%%
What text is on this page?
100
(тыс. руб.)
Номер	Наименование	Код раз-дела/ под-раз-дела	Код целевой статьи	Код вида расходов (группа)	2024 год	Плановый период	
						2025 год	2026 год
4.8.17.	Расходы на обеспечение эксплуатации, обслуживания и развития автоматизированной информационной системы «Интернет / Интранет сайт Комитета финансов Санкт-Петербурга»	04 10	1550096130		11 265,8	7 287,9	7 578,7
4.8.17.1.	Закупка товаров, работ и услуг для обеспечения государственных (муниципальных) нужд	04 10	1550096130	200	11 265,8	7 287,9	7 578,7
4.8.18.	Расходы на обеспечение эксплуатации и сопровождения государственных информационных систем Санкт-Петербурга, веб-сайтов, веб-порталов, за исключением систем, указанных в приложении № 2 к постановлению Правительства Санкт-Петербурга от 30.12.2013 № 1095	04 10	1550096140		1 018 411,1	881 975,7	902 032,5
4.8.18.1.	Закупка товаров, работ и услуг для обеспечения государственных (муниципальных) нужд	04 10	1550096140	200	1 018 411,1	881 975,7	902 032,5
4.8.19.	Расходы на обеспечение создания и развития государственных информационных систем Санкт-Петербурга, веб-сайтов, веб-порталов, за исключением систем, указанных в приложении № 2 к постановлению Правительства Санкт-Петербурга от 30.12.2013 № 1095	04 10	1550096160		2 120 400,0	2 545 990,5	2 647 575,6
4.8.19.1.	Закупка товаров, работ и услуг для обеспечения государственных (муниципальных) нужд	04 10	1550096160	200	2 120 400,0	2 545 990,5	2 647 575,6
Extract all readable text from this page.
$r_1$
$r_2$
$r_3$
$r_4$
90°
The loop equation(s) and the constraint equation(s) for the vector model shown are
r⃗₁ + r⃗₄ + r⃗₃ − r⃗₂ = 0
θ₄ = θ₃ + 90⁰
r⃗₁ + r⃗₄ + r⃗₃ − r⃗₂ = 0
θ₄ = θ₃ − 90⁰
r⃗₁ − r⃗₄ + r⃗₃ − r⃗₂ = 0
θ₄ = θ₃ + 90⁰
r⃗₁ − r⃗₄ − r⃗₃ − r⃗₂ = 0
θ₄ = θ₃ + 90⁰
%%
§ Request
Every line from the line containing "Extract all readable text from this page." to the last line of the material above must be repeated exactly, and no other line.

§ Reply to the exercise
Extract all readable text from this page.
$r_1$
$r_2$
$r_3$
$r_4$
90°
The loop equation(s) and the constraint equation(s) for the vector model shown are
r⃗₁ + r⃗₄ + r⃗₃ − r⃗₂ = 0
θ₄ = θ₃ + 90⁰
r⃗₁ + r⃗₄ + r⃗₃ − r⃗₂ = 0
θ₄ = θ₃ − 90⁰
r⃗₁ − r⃗₄ + r⃗₃ − r⃗₂ = 0
θ₄ = θ₃ + 90⁰
r⃗₁ − r⃗₄ − r⃗₃ − r⃗₂ = 0
θ₄ = θ₃ + 90⁰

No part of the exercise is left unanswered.